### What is asked
Extract every line below, verbatim.

### Data in this exercise
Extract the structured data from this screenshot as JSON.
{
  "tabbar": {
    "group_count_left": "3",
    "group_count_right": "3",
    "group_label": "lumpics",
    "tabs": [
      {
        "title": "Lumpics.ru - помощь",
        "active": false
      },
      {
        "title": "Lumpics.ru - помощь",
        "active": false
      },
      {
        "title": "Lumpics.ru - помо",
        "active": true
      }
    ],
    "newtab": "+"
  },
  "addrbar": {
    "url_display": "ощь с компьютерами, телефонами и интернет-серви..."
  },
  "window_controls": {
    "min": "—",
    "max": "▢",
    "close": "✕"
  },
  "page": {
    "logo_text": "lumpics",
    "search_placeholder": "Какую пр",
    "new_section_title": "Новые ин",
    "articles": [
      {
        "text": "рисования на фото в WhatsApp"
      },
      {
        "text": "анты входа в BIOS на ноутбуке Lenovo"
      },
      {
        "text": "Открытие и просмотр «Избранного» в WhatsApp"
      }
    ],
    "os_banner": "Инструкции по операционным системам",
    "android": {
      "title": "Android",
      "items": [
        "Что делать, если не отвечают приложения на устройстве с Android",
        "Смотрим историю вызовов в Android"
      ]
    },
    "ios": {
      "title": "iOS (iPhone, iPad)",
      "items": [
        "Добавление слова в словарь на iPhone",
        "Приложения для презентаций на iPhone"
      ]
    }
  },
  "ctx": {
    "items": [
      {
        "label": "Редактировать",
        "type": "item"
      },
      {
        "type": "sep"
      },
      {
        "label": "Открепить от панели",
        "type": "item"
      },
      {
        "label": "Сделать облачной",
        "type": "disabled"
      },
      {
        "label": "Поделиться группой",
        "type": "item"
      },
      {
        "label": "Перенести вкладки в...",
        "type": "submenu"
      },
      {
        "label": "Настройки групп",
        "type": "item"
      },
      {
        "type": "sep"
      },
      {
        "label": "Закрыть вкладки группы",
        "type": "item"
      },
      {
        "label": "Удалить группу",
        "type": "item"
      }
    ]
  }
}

### Answer for the task
Extract the structured data from this screenshot as JSON.
{
  "tabbar": {
    "group_count_left": "3",
    "group_count_right": "3",
    "group_label": "lumpics",
    "tabs": [
      {
        "title": "Lumpics.ru - помощь",
        "active": false
      },
      {
        "title": "Lumpics.ru - помощь",
        "active": false
      },
      {
        "title": "Lumpics.ru - помо",
        "active": true
      }
    ],
    "newtab": "+"
  },
  "addrbar": {
    "url_display": "ощь с компьютерами, телефонами и интернет-серви..."
  },
  "window_controls": {
    "min": "—",
    "max": "▢",
    "close": "✕"
  },
  "page": {
    "logo_text": "lumpics",
    "search_placeholder": "Какую пр",
    "new_section_title": "Новые ин",
    "articles": [
      {
        "text": "рисования на фото в WhatsApp"
      },
      {
        "text": "анты входа в BIOS на ноутбуке Lenovo"
      },
      {
        "text": "Открытие и просмотр «Избранного» в WhatsApp"
      }
    ],
    "os_banner": "Инструкции по операционным системам",
    "android": {
      "title": "Android",
      "items": [
        "Что делать, если не отвечают приложения на устройстве с Android",
        "Смотрим историю вызовов в Android"
      ]
    },
    "ios": {
      "title": "iOS (iPhone, iPad)",
      "items": [
        "Добавление слова в словарь на iPhone",
        "Приложения для презентаций на iPhone"
      ]
    }
  },
  "ctx": {
    "items": [
      {
        "label": "Редактировать",
        "type": "item"
      },
      {
        "type": "sep"
      },
      {
        "label": "Открепить от панели",
        "type": "item"
      },
      {
        "label": "Сделать облачной",
        "type": "disabled"
      },
      {
        "label": "Поделиться группой",
        "type": "item"
      },
      {
        "label": "Перенести вкладки в...",
        "type": "submenu"
      },
      {
        "label": "Настройки групп",
        "type": "item"
      },
      {
        "type": "sep"
      },
      {
        "label": "Закрыть вкладки группы",
        "type": "item"
      },
      {
        "label": "Удалить группу",
        "type": "item"
      }
    ]
  }
}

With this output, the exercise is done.